===== GIVEN ENTRIES

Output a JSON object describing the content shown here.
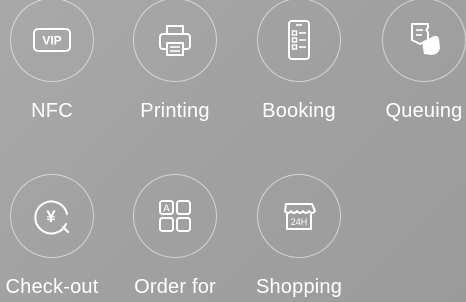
{
  "colors": {
    "background": "#a3a3a3",
    "foreground": "#ffffff"
  },
  "tiles": [
    {
      "label": "NFC",
      "icon": "vip-card-icon"
    },
    {
      "label": "Printing",
      "icon": "printer-icon"
    },
    {
      "label": "Booking",
      "icon": "phone-checklist-icon"
    },
    {
      "label": "Queuing",
      "icon": "ticket-hand-icon"
    },
    {
      "label": "Check-out",
      "icon": "yen-coin-icon"
    },
    {
      "label": "Order for",
      "icon": "menu-grid-icon"
    },
    {
      "label": "Shopping",
      "icon": "store-24h-icon"
    }
  ],
  "icon_text": {
    "vip": "VIP",
    "grid_letter": "A",
    "store_hours": "24H",
    "yen": "¥"
  }
}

==========

**WRITTEN INSTRUCTION:**
Omit the pictures and restate the rest of the records verbatim.

**SOLUTION:**
Output a JSON object describing the content shown here.
{
  "colors": {
    "background": "#a3a3a3",
    "foreground": "#ffffff"
  },
  "tiles": [
    {
      "label": "NFC",
      "icon": "vip-card-icon"
    },
    {
      "label": "Printing",
      "icon": "printer-icon"
    },
    {
      "label": "Booking",
      "icon": "phone-checklist-icon"
    },
    {
      "label": "Queuing",
      "icon": "ticket-hand-icon"
    },
    {
      "label": "Check-out",
      "icon": "yen-coin-icon"
    },
    {
      "label": "Order for",
      "icon": "menu-grid-icon"
    },
    {
      "label": "Shopping",
      "icon": "store-24h-icon"
    }
  ],
  "icon_text": {
    "vip": "VIP",
    "grid_letter": "A",
    "store_hours": "24H",
    "yen": "¥"
  }
}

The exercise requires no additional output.